OBJECTIVE:
Output an exact reproduction of the data.

PROVIDED MATERIAL:
────────

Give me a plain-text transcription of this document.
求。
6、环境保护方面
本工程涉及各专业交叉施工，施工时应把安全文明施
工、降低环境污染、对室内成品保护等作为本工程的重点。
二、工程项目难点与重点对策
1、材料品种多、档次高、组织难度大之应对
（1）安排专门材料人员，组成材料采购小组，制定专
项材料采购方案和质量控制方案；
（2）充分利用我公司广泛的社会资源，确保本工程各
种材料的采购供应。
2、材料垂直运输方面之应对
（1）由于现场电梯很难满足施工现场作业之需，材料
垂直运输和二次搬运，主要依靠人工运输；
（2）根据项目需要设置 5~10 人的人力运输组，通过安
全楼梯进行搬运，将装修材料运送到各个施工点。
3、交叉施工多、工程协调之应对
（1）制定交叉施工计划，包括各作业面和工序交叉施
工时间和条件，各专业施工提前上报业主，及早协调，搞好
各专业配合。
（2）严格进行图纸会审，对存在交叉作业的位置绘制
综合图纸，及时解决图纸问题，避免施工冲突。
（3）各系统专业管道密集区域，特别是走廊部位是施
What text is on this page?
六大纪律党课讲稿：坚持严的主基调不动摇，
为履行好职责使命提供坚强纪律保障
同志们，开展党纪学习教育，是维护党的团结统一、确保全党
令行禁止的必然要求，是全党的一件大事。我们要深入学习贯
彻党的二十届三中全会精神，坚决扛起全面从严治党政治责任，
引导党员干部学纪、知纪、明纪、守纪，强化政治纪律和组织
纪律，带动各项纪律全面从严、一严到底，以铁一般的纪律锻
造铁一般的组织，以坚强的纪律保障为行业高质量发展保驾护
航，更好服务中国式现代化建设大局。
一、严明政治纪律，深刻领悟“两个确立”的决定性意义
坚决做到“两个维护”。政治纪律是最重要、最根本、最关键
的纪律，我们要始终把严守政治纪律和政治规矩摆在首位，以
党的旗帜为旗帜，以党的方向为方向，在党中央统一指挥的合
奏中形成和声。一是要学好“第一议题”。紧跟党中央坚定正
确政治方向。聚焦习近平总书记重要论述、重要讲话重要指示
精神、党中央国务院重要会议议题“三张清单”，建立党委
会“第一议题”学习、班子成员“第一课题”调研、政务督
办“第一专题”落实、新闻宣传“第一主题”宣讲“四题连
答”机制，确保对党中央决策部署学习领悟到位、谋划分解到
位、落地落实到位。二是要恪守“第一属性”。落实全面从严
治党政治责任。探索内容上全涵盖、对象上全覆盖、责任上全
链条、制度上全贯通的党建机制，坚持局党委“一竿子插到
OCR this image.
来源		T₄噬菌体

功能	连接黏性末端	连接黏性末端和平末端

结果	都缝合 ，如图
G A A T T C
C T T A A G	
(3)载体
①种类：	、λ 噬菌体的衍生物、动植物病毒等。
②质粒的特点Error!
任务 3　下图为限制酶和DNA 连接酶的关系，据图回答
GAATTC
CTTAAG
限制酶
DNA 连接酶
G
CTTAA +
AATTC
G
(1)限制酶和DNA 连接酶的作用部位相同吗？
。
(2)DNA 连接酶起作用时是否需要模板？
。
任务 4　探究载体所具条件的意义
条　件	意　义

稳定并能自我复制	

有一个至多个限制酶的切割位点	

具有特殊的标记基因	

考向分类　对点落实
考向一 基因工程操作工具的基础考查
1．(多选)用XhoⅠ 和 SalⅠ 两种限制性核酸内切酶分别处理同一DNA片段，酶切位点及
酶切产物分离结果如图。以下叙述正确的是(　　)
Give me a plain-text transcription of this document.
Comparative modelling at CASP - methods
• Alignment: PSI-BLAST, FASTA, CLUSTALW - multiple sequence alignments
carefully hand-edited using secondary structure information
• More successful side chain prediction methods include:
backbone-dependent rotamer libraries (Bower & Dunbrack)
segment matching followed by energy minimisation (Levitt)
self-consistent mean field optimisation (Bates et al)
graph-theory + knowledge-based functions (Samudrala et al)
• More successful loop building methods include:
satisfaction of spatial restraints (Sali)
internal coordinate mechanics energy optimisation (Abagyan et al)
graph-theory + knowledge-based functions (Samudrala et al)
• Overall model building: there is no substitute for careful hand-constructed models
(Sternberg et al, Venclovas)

────────

RESULT FOR THIS TASK:
Give me a plain-text transcription of this document.
求。
6、环境保护方面
本工程涉及各专业交叉施工，施工时应把安全文明施
工、降低环境污染、对室内成品保护等作为本工程的重点。
二、工程项目难点与重点对策
1、材料品种多、档次高、组织难度大之应对
（1）安排专门材料人员，组成材料采购小组，制定专
项材料采购方案和质量控制方案；
（2）充分利用我公司广泛的社会资源，确保本工程各
种材料的采购供应。
2、材料垂直运输方面之应对
（1）由于现场电梯很难满足施工现场作业之需，材料
垂直运输和二次搬运，主要依靠人工运输；
（2）根据项目需要设置 5~10 人的人力运输组，通过安
全楼梯进行搬运，将装修材料运送到各个施工点。
3、交叉施工多、工程协调之应对
（1）制定交叉施工计划，包括各作业面和工序交叉施
工时间和条件，各专业施工提前上报业主，及早协调，搞好
各专业配合。
（2）严格进行图纸会审，对存在交叉作业的位置绘制
综合图纸，及时解决图纸问题，避免施工冲突。
（3）各系统专业管道密集区域，特别是走廊部位是施
What text is on this page?
六大纪律党课讲稿：坚持严的主基调不动摇，
为履行好职责使命提供坚强纪律保障
同志们，开展党纪学习教育，是维护党的团结统一、确保全党
令行禁止的必然要求，是全党的一件大事。我们要深入学习贯
彻党的二十届三中全会精神，坚决扛起全面从严治党政治责任，
引导党员干部学纪、知纪、明纪、守纪，强化政治纪律和组织
纪律，带动各项纪律全面从严、一严到底，以铁一般的纪律锻
造铁一般的组织，以坚强的纪律保障为行业高质量发展保驾护
航，更好服务中国式现代化建设大局。
一、严明政治纪律，深刻领悟“两个确立”的决定性意义
坚决做到“两个维护”。政治纪律是最重要、最根本、最关键
的纪律，我们要始终把严守政治纪律和政治规矩摆在首位，以
党的旗帜为旗帜，以党的方向为方向，在党中央统一指挥的合
奏中形成和声。一是要学好“第一议题”。紧跟党中央坚定正
确政治方向。聚焦习近平总书记重要论述、重要讲话重要指示
精神、党中央国务院重要会议议题“三张清单”，建立党委
会“第一议题”学习、班子成员“第一课题”调研、政务督
办“第一专题”落实、新闻宣传“第一主题”宣讲“四题连
答”机制，确保对党中央决策部署学习领悟到位、谋划分解到
位、落地落实到位。二是要恪守“第一属性”。落实全面从严
治党政治责任。探索内容上全涵盖、对象上全覆盖、责任上全
链条、制度上全贯通的党建机制，坚持局党委“一竿子插到
OCR this image.
来源		T₄噬菌体

功能	连接黏性末端	连接黏性末端和平末端

结果	都缝合 ，如图
G A A T T C
C T T A A G	
(3)载体
①种类：	、λ 噬菌体的衍生物、动植物病毒等。
②质粒的特点Error!
任务 3　下图为限制酶和DNA 连接酶的关系，据图回答
GAATTC
CTTAAG
限制酶
DNA 连接酶
G
CTTAA +
AATTC
G
(1)限制酶和DNA 连接酶的作用部位相同吗？
。
(2)DNA 连接酶起作用时是否需要模板？
。
任务 4　探究载体所具条件的意义
条　件	意　义

稳定并能自我复制	

有一个至多个限制酶的切割位点	

具有特殊的标记基因	

考向分类　对点落实
考向一 基因工程操作工具的基础考查
1．(多选)用XhoⅠ 和 SalⅠ 两种限制性核酸内切酶分别处理同一DNA片段，酶切位点及
酶切产物分离结果如图。以下叙述正确的是(　　)
Give me a plain-text transcription of this document.
Comparative modelling at CASP - methods
• Alignment: PSI-BLAST, FASTA, CLUSTALW - multiple sequence alignments
carefully hand-edited using secondary structure information
• More successful side chain prediction methods include:
backbone-dependent rotamer libraries (Bower & Dunbrack)
segment matching followed by energy minimisation (Levitt)
self-consistent mean field optimisation (Bates et al)
graph-theory + knowledge-based functions (Samudrala et al)
• More successful loop building methods include:
satisfaction of spatial restraints (Sali)
internal coordinate mechanics energy optimisation (Abagyan et al)
graph-theory + knowledge-based functions (Samudrala et al)
• Overall model building: there is no substitute for careful hand-constructed models
(Sternberg et al, Venclovas)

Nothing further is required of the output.